▶ [Given task]: Read the records and write them out again exactly.

▶ [Data to process]:
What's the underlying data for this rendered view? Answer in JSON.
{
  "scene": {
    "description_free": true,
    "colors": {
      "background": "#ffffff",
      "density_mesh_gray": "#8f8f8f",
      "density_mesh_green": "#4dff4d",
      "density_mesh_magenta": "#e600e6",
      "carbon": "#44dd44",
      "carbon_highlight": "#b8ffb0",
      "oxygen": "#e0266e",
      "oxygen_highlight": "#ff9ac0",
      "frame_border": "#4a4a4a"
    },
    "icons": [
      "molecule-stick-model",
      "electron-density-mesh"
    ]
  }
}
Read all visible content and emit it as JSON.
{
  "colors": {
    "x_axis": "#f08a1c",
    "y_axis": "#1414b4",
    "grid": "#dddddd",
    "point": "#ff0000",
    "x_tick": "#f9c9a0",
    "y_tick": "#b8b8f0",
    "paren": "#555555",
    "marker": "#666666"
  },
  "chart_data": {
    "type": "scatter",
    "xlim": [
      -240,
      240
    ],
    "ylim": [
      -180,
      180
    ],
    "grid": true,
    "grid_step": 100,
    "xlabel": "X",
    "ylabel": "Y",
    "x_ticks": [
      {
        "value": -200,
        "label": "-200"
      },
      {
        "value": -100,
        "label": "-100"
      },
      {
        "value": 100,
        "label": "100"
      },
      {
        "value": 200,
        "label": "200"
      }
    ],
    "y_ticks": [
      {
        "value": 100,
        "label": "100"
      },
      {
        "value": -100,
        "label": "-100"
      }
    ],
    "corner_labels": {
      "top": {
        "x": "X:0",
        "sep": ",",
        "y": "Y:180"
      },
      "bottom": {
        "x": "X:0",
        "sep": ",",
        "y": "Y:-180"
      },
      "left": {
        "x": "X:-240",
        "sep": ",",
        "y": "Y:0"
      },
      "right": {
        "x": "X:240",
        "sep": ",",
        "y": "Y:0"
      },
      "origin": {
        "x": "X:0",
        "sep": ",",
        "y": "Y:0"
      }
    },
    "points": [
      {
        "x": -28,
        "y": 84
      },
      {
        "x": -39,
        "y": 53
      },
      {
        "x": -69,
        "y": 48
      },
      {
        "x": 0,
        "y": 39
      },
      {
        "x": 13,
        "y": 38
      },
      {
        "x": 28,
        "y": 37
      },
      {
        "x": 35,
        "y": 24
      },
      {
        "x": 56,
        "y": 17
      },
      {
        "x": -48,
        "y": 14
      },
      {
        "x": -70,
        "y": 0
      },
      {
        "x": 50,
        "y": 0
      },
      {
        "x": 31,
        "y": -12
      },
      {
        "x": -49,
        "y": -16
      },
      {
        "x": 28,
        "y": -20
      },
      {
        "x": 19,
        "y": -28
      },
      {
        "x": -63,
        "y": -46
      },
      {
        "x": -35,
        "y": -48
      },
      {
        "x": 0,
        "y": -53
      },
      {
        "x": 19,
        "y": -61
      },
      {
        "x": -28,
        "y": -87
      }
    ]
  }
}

▶ [Correct response]:
What's the underlying data for this rendered view? Answer in JSON.
{
  "scene": {
    "description_free": true,
    "colors": {
      "background": "#ffffff",
      "density_mesh_gray": "#8f8f8f",
      "density_mesh_green": "#4dff4d",
      "density_mesh_magenta": "#e600e6",
      "carbon": "#44dd44",
      "carbon_highlight": "#b8ffb0",
      "oxygen": "#e0266e",
      "oxygen_highlight": "#ff9ac0",
      "frame_border": "#4a4a4a"
    },
    "icons": [
      "molecule-stick-model",
      "electron-density-mesh"
    ]
  }
}
Read all visible content and emit it as JSON.
{
  "colors": {
    "x_axis": "#f08a1c",
    "y_axis": "#1414b4",
    "grid": "#dddddd",
    "point": "#ff0000",
    "x_tick": "#f9c9a0",
    "y_tick": "#b8b8f0",
    "paren": "#555555",
    "marker": "#666666"
  },
  "chart_data": {
    "type": "scatter",
    "xlim": [
      -240,
      240
    ],
    "ylim": [
      -180,
      180
    ],
    "grid": true,
    "grid_step": 100,
    "xlabel": "X",
    "ylabel": "Y",
    "x_ticks": [
      {
        "value": -200,
        "label": "-200"
      },
      {
        "value": -100,
        "label": "-100"
      },
      {
        "value": 100,
        "label": "100"
      },
      {
        "value": 200,
        "label": "200"
      }
    ],
    "y_ticks": [
      {
        "value": 100,
        "label": "100"
      },
      {
        "value": -100,
        "label": "-100"
      }
    ],
    "corner_labels": {
      "top": {
        "x": "X:0",
        "sep": ",",
        "y": "Y:180"
      },
      "bottom": {
        "x": "X:0",
        "sep": ",",
        "y": "Y:-180"
      },
      "left": {
        "x": "X:-240",
        "sep": ",",
        "y": "Y:0"
      },
      "right": {
        "x": "X:240",
        "sep": ",",
        "y": "Y:0"
      },
      "origin": {
        "x": "X:0",
        "sep": ",",
        "y": "Y:0"
      }
    },
    "points": [
      {
        "x": -28,
        "y": 84
      },
      {
        "x": -39,
        "y": 53
      },
      {
        "x": -69,
        "y": 48
      },
      {
        "x": 0,
        "y": 39
      },
      {
        "x": 13,
        "y": 38
      },
      {
        "x": 28,
        "y": 37
      },
      {
        "x": 35,
        "y": 24
      },
      {
        "x": 56,
        "y": 17
      },
      {
        "x": -48,
        "y": 14
      },
      {
        "x": -70,
        "y": 0
      },
      {
        "x": 50,
        "y": 0
      },
      {
        "x": 31,
        "y": -12
      },
      {
        "x": -49,
        "y": -16
      },
      {
        "x": 28,
        "y": -20
      },
      {
        "x": 19,
        "y": -28
      },
      {
        "x": -63,
        "y": -46
      },
      {
        "x": -35,
        "y": -48
      },
      {
        "x": 0,
        "y": -53
      },
      {
        "x": 19,
        "y": -61
      },
      {
        "x": -28,
        "y": -87
      }
    ]
  }
}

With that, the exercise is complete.